◆ **What is asked**:
Transcribe each line exactly.

◆ **Stored entries**:

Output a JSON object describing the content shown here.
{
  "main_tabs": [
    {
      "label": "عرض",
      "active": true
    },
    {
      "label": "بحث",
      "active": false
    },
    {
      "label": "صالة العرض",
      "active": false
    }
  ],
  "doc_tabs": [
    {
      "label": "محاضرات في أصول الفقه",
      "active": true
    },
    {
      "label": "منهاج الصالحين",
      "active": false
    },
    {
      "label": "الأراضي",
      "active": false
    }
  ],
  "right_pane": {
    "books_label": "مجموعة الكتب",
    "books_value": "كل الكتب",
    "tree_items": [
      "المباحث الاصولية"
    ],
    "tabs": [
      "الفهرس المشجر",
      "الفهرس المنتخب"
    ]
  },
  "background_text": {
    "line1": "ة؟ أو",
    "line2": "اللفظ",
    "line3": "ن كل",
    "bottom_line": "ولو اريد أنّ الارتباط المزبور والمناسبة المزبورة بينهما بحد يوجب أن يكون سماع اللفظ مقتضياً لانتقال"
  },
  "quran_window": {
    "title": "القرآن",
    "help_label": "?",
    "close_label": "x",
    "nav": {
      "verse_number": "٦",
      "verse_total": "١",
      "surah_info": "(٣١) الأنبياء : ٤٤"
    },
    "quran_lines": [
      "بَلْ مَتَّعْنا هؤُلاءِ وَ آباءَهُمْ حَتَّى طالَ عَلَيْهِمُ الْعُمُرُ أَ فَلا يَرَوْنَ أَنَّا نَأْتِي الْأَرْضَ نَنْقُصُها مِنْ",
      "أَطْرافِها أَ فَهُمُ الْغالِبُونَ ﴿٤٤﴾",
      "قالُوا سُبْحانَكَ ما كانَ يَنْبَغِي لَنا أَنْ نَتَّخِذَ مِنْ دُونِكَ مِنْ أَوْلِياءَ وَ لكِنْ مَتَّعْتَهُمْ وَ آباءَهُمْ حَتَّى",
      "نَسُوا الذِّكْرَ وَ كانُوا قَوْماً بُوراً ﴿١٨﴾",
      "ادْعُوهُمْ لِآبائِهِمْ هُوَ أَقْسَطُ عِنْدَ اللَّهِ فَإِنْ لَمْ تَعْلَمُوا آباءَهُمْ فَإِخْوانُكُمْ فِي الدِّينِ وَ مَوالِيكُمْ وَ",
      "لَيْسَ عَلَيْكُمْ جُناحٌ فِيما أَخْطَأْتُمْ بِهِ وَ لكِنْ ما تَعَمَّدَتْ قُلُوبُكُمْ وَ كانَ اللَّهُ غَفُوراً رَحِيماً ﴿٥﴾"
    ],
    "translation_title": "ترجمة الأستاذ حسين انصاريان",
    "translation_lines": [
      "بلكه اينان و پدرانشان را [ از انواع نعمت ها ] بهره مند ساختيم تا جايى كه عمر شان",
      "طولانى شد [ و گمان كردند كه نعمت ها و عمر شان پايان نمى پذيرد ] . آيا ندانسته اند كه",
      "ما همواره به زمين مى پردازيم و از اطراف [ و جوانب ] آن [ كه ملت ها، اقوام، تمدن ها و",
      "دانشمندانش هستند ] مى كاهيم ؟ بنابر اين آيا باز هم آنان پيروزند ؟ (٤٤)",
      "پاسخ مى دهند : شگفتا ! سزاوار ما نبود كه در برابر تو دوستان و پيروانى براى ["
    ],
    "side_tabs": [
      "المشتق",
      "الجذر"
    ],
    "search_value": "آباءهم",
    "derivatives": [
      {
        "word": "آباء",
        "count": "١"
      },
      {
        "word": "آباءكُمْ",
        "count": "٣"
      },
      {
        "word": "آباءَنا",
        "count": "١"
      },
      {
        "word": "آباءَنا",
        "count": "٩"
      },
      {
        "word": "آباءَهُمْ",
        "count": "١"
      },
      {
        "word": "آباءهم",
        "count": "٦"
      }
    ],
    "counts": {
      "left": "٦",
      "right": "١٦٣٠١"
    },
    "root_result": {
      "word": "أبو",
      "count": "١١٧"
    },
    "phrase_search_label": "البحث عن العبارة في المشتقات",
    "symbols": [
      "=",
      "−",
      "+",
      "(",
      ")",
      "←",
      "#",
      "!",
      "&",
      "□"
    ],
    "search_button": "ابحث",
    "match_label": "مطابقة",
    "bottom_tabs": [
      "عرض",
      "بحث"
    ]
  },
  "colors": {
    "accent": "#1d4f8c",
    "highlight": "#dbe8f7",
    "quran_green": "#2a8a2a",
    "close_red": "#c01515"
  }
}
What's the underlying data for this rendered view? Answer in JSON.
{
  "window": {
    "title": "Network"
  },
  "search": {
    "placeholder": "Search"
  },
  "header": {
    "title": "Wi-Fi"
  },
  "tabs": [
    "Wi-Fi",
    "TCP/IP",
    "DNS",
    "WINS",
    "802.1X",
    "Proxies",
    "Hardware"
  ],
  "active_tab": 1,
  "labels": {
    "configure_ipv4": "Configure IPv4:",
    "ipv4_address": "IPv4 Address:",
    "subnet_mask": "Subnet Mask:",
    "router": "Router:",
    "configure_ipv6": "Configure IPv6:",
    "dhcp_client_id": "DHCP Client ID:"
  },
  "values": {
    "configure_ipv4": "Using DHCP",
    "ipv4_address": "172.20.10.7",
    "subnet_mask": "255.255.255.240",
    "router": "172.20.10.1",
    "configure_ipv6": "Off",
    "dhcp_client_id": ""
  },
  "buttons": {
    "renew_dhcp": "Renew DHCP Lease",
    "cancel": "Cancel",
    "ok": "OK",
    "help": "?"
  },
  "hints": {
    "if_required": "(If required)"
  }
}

◆ **Written response**:
Output a JSON object describing the content shown here.
{
  "main_tabs": [
    {
      "label": "عرض",
      "active": true
    },
    {
      "label": "بحث",
      "active": false
    },
    {
      "label": "صالة العرض",
      "active": false
    }
  ],
  "doc_tabs": [
    {
      "label": "محاضرات في أصول الفقه",
      "active": true
    },
    {
      "label": "منهاج الصالحين",
      "active": false
    },
    {
      "label": "الأراضي",
      "active": false
    }
  ],
  "right_pane": {
    "books_label": "مجموعة الكتب",
    "books_value": "كل الكتب",
    "tree_items": [
      "المباحث الاصولية"
    ],
    "tabs": [
      "الفهرس المشجر",
      "الفهرس المنتخب"
    ]
  },
  "background_text": {
    "line1": "ة؟ أو",
    "line2": "اللفظ",
    "line3": "ن كل",
    "bottom_line": "ولو اريد أنّ الارتباط المزبور والمناسبة المزبورة بينهما بحد يوجب أن يكون سماع اللفظ مقتضياً لانتقال"
  },
  "quran_window": {
    "title": "القرآن",
    "help_label": "?",
    "close_label": "x",
    "nav": {
      "verse_number": "٦",
      "verse_total": "١",
      "surah_info": "(٣١) الأنبياء : ٤٤"
    },
    "quran_lines": [
      "بَلْ مَتَّعْنا هؤُلاءِ وَ آباءَهُمْ حَتَّى طالَ عَلَيْهِمُ الْعُمُرُ أَ فَلا يَرَوْنَ أَنَّا نَأْتِي الْأَرْضَ نَنْقُصُها مِنْ",
      "أَطْرافِها أَ فَهُمُ الْغالِبُونَ ﴿٤٤﴾",
      "قالُوا سُبْحانَكَ ما كانَ يَنْبَغِي لَنا أَنْ نَتَّخِذَ مِنْ دُونِكَ مِنْ أَوْلِياءَ وَ لكِنْ مَتَّعْتَهُمْ وَ آباءَهُمْ حَتَّى",
      "نَسُوا الذِّكْرَ وَ كانُوا قَوْماً بُوراً ﴿١٨﴾",
      "ادْعُوهُمْ لِآبائِهِمْ هُوَ أَقْسَطُ عِنْدَ اللَّهِ فَإِنْ لَمْ تَعْلَمُوا آباءَهُمْ فَإِخْوانُكُمْ فِي الدِّينِ وَ مَوالِيكُمْ وَ",
      "لَيْسَ عَلَيْكُمْ جُناحٌ فِيما أَخْطَأْتُمْ بِهِ وَ لكِنْ ما تَعَمَّدَتْ قُلُوبُكُمْ وَ كانَ اللَّهُ غَفُوراً رَحِيماً ﴿٥﴾"
    ],
    "translation_title": "ترجمة الأستاذ حسين انصاريان",
    "translation_lines": [
      "بلكه اينان و پدرانشان را [ از انواع نعمت ها ] بهره مند ساختيم تا جايى كه عمر شان",
      "طولانى شد [ و گمان كردند كه نعمت ها و عمر شان پايان نمى پذيرد ] . آيا ندانسته اند كه",
      "ما همواره به زمين مى پردازيم و از اطراف [ و جوانب ] آن [ كه ملت ها، اقوام، تمدن ها و",
      "دانشمندانش هستند ] مى كاهيم ؟ بنابر اين آيا باز هم آنان پيروزند ؟ (٤٤)",
      "پاسخ مى دهند : شگفتا ! سزاوار ما نبود كه در برابر تو دوستان و پيروانى براى ["
    ],
    "side_tabs": [
      "المشتق",
      "الجذر"
    ],
    "search_value": "آباءهم",
    "derivatives": [
      {
        "word": "آباء",
        "count": "١"
      },
      {
        "word": "آباءكُمْ",
        "count": "٣"
      },
      {
        "word": "آباءَنا",
        "count": "١"
      },
      {
        "word": "آباءَنا",
        "count": "٩"
      },
      {
        "word": "آباءَهُمْ",
        "count": "١"
      },
      {
        "word": "آباءهم",
        "count": "٦"
      }
    ],
    "counts": {
      "left": "٦",
      "right": "١٦٣٠١"
    },
    "root_result": {
      "word": "أبو",
      "count": "١١٧"
    },
    "phrase_search_label": "البحث عن العبارة في المشتقات",
    "symbols": [
      "=",
      "−",
      "+",
      "(",
      ")",
      "←",
      "#",
      "!",
      "&",
      "□"
    ],
    "search_button": "ابحث",
    "match_label": "مطابقة",
    "bottom_tabs": [
      "عرض",
      "بحث"
    ]
  },
  "colors": {
    "accent": "#1d4f8c",
    "highlight": "#dbe8f7",
    "quran_green": "#2a8a2a",
    "close_red": "#c01515"
  }
}
What's the underlying data for this rendered view? Answer in JSON.
{
  "window": {
    "title": "Network"
  },
  "search": {
    "placeholder": "Search"
  },
  "header": {
    "title": "Wi-Fi"
  },
  "tabs": [
    "Wi-Fi",
    "TCP/IP",
    "DNS",
    "WINS",
    "802.1X",
    "Proxies",
    "Hardware"
  ],
  "active_tab": 1,
  "labels": {
    "configure_ipv4": "Configure IPv4:",
    "ipv4_address": "IPv4 Address:",
    "subnet_mask": "Subnet Mask:",
    "router": "Router:",
    "configure_ipv6": "Configure IPv6:",
    "dhcp_client_id": "DHCP Client ID:"
  },
  "values": {
    "configure_ipv4": "Using DHCP",
    "ipv4_address": "172.20.10.7",
    "subnet_mask": "255.255.255.240",
    "router": "172.20.10.1",
    "configure_ipv6": "Off",
    "dhcp_client_id": ""
  },
  "buttons": {
    "renew_dhcp": "Renew DHCP Lease",
    "cancel": "Cancel",
    "ok": "OK",
    "help": "?"
  },
  "hints": {
    "if_required": "(If required)"
  }
}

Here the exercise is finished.